▸ Exercise prompt: Your task is to reproduce the material exactly.

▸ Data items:
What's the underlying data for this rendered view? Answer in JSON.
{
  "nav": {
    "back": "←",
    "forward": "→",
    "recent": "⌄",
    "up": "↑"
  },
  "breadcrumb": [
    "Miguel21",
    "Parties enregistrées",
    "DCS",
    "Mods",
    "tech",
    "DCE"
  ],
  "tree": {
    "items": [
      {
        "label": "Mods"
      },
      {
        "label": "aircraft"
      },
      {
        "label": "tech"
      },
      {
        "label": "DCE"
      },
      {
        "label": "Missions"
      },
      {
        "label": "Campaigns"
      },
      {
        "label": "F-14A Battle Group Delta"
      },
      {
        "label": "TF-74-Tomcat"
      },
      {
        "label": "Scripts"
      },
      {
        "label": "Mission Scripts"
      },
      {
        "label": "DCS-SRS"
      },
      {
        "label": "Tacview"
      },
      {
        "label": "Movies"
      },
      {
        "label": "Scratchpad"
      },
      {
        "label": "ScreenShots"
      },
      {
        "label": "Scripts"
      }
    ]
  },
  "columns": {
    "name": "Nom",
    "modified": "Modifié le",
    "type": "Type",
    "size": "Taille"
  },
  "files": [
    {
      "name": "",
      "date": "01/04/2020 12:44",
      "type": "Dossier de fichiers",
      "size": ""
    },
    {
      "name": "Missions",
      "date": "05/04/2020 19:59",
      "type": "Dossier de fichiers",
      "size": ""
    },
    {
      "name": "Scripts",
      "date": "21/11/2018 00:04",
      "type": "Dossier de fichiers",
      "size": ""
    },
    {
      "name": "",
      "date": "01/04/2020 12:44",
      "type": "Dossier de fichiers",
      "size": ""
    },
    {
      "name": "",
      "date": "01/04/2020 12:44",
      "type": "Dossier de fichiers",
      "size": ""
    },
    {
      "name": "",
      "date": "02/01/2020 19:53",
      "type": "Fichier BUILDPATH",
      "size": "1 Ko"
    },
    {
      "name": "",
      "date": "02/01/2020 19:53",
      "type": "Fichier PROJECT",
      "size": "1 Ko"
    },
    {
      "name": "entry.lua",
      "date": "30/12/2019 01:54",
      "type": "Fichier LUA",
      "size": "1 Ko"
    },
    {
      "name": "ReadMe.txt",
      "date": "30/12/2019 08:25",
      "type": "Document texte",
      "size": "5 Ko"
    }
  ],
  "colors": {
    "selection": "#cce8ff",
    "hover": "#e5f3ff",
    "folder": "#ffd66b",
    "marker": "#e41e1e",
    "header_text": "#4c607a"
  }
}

▸ Reply:
What's the underlying data for this rendered view? Answer in JSON.
{
  "nav": {
    "back": "←",
    "forward": "→",
    "recent": "⌄",
    "up": "↑"
  },
  "breadcrumb": [
    "Miguel21",
    "Parties enregistrées",
    "DCS",
    "Mods",
    "tech",
    "DCE"
  ],
  "tree": {
    "items": [
      {
        "label": "Mods"
      },
      {
        "label": "aircraft"
      },
      {
        "label": "tech"
      },
      {
        "label": "DCE"
      },
      {
        "label": "Missions"
      },
      {
        "label": "Campaigns"
      },
      {
        "label": "F-14A Battle Group Delta"
      },
      {
        "label": "TF-74-Tomcat"
      },
      {
        "label": "Scripts"
      },
      {
        "label": "Mission Scripts"
      },
      {
        "label": "DCS-SRS"
      },
      {
        "label": "Tacview"
      },
      {
        "label": "Movies"
      },
      {
        "label": "Scratchpad"
      },
      {
        "label": "ScreenShots"
      },
      {
        "label": "Scripts"
      }
    ]
  },
  "columns": {
    "name": "Nom",
    "modified": "Modifié le",
    "type": "Type",
    "size": "Taille"
  },
  "files": [
    {
      "name": "",
      "date": "01/04/2020 12:44",
      "type": "Dossier de fichiers",
      "size": ""
    },
    {
      "name": "Missions",
      "date": "05/04/2020 19:59",
      "type": "Dossier de fichiers",
      "size": ""
    },
    {
      "name": "Scripts",
      "date": "21/11/2018 00:04",
      "type": "Dossier de fichiers",
      "size": ""
    },
    {
      "name": "",
      "date": "01/04/2020 12:44",
      "type": "Dossier de fichiers",
      "size": ""
    },
    {
      "name": "",
      "date": "01/04/2020 12:44",
      "type": "Dossier de fichiers",
      "size": ""
    },
    {
      "name": "",
      "date": "02/01/2020 19:53",
      "type": "Fichier BUILDPATH",
      "size": "1 Ko"
    },
    {
      "name": "",
      "date": "02/01/2020 19:53",
      "type": "Fichier PROJECT",
      "size": "1 Ko"
    },
    {
      "name": "entry.lua",
      "date": "30/12/2019 01:54",
      "type": "Fichier LUA",
      "size": "1 Ko"
    },
    {
      "name": "ReadMe.txt",
      "date": "30/12/2019 08:25",
      "type": "Document texte",
      "size": "5 Ko"
    }
  ],
  "colors": {
    "selection": "#cce8ff",
    "hover": "#e5f3ff",
    "folder": "#ffd66b",
    "marker": "#e41e1e",
    "header_text": "#4c607a"
  }
}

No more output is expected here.